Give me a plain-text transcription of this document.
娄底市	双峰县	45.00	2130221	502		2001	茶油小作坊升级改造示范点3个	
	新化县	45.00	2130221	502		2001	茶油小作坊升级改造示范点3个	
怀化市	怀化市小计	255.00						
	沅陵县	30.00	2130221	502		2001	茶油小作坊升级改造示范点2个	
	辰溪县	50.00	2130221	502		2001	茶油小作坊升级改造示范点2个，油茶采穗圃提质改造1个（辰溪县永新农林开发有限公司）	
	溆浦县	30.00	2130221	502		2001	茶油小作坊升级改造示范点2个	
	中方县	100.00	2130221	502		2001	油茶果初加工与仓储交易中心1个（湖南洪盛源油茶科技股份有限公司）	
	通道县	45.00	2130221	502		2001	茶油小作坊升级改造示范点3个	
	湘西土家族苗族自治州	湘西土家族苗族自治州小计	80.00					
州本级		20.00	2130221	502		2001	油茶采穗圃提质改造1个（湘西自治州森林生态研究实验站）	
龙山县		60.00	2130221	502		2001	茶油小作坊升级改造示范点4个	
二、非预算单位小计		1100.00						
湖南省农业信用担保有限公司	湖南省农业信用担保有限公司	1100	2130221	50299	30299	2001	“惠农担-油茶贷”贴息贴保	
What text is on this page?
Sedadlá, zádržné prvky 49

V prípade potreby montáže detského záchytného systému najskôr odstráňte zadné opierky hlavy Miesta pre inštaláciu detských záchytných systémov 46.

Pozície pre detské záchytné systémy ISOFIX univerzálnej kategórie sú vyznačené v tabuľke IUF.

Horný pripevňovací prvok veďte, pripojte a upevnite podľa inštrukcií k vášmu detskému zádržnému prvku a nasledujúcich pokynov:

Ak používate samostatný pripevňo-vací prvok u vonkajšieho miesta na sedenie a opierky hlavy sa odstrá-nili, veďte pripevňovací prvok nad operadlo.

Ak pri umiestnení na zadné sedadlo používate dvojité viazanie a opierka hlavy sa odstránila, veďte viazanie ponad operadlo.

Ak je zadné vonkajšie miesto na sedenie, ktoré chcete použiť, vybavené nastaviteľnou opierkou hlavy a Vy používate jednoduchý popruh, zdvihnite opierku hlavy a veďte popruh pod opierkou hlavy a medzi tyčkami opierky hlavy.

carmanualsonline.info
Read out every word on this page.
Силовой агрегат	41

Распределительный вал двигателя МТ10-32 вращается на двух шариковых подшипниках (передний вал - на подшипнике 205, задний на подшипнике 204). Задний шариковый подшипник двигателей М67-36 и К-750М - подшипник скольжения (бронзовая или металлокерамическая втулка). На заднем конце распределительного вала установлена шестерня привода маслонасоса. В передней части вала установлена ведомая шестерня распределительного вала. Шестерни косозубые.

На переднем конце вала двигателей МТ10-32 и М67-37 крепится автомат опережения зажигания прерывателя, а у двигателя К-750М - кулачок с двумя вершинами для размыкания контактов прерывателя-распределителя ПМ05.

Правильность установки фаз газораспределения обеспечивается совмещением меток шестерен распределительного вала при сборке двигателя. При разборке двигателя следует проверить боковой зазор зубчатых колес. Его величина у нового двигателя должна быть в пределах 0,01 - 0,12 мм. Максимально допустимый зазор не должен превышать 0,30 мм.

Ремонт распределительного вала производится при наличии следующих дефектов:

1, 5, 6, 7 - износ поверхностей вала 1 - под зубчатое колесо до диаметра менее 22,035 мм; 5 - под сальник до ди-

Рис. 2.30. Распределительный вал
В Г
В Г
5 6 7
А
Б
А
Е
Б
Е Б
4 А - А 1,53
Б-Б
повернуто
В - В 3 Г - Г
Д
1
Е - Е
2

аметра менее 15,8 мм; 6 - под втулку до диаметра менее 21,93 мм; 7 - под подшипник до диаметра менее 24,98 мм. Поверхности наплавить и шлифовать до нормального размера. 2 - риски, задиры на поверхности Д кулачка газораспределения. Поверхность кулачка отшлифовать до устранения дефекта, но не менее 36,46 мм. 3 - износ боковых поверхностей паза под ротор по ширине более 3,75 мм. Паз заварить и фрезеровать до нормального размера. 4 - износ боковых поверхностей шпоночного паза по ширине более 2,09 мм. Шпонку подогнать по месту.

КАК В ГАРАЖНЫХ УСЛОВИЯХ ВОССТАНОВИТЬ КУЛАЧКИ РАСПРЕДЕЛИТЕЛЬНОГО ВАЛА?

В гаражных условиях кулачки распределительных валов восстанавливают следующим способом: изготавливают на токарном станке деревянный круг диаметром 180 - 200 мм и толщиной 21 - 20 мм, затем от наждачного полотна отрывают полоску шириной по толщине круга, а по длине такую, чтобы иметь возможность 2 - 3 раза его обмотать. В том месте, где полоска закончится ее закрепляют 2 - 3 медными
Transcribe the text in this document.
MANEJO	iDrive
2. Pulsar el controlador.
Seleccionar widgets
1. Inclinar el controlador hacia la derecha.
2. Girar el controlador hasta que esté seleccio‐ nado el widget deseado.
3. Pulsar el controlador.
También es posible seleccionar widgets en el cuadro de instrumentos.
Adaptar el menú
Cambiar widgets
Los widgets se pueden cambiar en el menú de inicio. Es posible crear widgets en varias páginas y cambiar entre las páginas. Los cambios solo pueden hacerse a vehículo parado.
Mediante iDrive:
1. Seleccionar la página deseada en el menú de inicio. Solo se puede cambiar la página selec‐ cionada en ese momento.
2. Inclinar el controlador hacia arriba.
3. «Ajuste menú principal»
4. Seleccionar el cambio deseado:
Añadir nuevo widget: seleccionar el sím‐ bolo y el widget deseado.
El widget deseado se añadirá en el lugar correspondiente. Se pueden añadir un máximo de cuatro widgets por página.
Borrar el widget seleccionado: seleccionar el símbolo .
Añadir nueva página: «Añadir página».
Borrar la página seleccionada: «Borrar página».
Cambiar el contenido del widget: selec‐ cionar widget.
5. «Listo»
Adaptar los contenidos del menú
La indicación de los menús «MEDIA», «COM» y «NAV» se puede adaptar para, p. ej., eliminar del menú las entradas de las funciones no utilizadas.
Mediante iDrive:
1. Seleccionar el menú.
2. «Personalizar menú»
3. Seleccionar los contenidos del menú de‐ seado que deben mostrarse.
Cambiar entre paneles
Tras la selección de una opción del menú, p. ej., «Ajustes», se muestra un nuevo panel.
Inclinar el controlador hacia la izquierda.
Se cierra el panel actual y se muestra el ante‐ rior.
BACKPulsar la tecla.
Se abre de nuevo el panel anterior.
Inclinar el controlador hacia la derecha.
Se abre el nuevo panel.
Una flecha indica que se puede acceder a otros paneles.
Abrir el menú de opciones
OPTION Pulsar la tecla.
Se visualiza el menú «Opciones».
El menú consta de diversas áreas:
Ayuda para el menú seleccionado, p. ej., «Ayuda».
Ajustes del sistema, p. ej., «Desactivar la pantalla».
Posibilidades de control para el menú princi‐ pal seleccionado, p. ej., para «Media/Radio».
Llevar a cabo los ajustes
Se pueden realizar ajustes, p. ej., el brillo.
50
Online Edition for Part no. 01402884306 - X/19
··········
→ **DIRECTION**
Work out how many lines in the records above contain the word "hacia", and reply with that number alone.

→ **FINISHED EXERCISE**
4